**EXERCISE DESCRIPTION:**
Return the full material exactly.

* begin MATERIAL SUPPLIED *

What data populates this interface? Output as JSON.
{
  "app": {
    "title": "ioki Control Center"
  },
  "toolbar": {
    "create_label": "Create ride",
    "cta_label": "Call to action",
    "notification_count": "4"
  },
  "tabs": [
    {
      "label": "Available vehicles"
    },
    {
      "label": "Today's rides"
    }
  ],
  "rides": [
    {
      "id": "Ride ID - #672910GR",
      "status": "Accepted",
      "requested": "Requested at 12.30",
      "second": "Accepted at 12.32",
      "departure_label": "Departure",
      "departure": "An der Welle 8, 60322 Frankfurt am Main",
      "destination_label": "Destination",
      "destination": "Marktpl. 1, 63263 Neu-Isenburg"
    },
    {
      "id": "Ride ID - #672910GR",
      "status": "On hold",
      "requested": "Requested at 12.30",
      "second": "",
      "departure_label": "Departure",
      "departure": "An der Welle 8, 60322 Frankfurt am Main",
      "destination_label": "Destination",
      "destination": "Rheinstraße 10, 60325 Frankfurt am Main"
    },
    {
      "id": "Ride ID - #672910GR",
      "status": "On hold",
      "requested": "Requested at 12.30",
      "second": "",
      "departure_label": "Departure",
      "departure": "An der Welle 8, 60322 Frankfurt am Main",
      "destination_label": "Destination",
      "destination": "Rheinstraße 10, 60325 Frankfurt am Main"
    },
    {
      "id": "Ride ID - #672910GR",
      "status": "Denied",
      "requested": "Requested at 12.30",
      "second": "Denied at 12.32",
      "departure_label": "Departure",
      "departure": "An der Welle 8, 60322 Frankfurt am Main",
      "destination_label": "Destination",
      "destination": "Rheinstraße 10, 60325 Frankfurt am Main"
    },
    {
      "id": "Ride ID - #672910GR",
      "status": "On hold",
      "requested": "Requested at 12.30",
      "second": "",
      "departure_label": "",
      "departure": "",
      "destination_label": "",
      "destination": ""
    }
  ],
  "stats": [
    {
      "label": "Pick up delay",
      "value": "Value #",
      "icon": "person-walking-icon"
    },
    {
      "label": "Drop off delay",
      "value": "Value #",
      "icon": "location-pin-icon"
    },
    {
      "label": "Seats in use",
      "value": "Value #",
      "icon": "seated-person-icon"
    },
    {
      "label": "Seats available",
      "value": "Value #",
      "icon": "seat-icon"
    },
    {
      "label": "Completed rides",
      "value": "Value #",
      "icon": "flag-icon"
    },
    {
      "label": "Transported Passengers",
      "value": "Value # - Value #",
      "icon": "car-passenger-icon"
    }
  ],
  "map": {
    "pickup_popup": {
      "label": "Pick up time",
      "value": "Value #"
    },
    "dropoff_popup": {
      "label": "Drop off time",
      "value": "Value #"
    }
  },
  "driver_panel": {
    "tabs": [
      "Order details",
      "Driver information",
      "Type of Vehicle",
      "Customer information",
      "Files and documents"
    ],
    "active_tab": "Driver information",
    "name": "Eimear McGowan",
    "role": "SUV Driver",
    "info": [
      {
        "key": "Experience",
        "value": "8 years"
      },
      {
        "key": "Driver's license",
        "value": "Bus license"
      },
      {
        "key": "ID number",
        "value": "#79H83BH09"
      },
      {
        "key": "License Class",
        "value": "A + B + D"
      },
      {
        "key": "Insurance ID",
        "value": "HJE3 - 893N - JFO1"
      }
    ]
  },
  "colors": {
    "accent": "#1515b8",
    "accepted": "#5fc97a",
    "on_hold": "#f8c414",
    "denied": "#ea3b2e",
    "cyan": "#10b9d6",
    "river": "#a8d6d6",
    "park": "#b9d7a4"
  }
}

* end MATERIAL SUPPLIED *

**THE SOLUTION:**
What data populates this interface? Output as JSON.
{
  "app": {
    "title": "ioki Control Center"
  },
  "toolbar": {
    "create_label": "Create ride",
    "cta_label": "Call to action",
    "notification_count": "4"
  },
  "tabs": [
    {
      "label": "Available vehicles"
    },
    {
      "label": "Today's rides"
    }
  ],
  "rides": [
    {
      "id": "Ride ID - #672910GR",
      "status": "Accepted",
      "requested": "Requested at 12.30",
      "second": "Accepted at 12.32",
      "departure_label": "Departure",
      "departure": "An der Welle 8, 60322 Frankfurt am Main",
      "destination_label": "Destination",
      "destination": "Marktpl. 1, 63263 Neu-Isenburg"
    },
    {
      "id": "Ride ID - #672910GR",
      "status": "On hold",
      "requested": "Requested at 12.30",
      "second": "",
      "departure_label": "Departure",
      "departure": "An der Welle 8, 60322 Frankfurt am Main",
      "destination_label": "Destination",
      "destination": "Rheinstraße 10, 60325 Frankfurt am Main"
    },
    {
      "id": "Ride ID - #672910GR",
      "status": "On hold",
      "requested": "Requested at 12.30",
      "second": "",
      "departure_label": "Departure",
      "departure": "An der Welle 8, 60322 Frankfurt am Main",
      "destination_label": "Destination",
      "destination": "Rheinstraße 10, 60325 Frankfurt am Main"
    },
    {
      "id": "Ride ID - #672910GR",
      "status": "Denied",
      "requested": "Requested at 12.30",
      "second": "Denied at 12.32",
      "departure_label": "Departure",
      "departure": "An der Welle 8, 60322 Frankfurt am Main",
      "destination_label": "Destination",
      "destination": "Rheinstraße 10, 60325 Frankfurt am Main"
    },
    {
      "id": "Ride ID - #672910GR",
      "status": "On hold",
      "requested": "Requested at 12.30",
      "second": "",
      "departure_label": "",
      "departure": "",
      "destination_label": "",
      "destination": ""
    }
  ],
  "stats": [
    {
      "label": "Pick up delay",
      "value": "Value #",
      "icon": "person-walking-icon"
    },
    {
      "label": "Drop off delay",
      "value": "Value #",
      "icon": "location-pin-icon"
    },
    {
      "label": "Seats in use",
      "value": "Value #",
      "icon": "seated-person-icon"
    },
    {
      "label": "Seats available",
      "value": "Value #",
      "icon": "seat-icon"
    },
    {
      "label": "Completed rides",
      "value": "Value #",
      "icon": "flag-icon"
    },
    {
      "label": "Transported Passengers",
      "value": "Value # - Value #",
      "icon": "car-passenger-icon"
    }
  ],
  "map": {
    "pickup_popup": {
      "label": "Pick up time",
      "value": "Value #"
    },
    "dropoff_popup": {
      "label": "Drop off time",
      "value": "Value #"
    }
  },
  "driver_panel": {
    "tabs": [
      "Order details",
      "Driver information",
      "Type of Vehicle",
      "Customer information",
      "Files and documents"
    ],
    "active_tab": "Driver information",
    "name": "Eimear McGowan",
    "role": "SUV Driver",
    "info": [
      {
        "key": "Experience",
        "value": "8 years"
      },
      {
        "key": "Driver's license",
        "value": "Bus license"
      },
      {
        "key": "ID number",
        "value": "#79H83BH09"
      },
      {
        "key": "License Class",
        "value": "A + B + D"
      },
      {
        "key": "Insurance ID",
        "value": "HJE3 - 893N - JFO1"
      }
    ]
  },
  "colors": {
    "accent": "#1515b8",
    "accepted": "#5fc97a",
    "on_hold": "#f8c414",
    "denied": "#ea3b2e",
    "cyan": "#10b9d6",
    "river": "#a8d6d6",
    "park": "#b9d7a4"
  }
}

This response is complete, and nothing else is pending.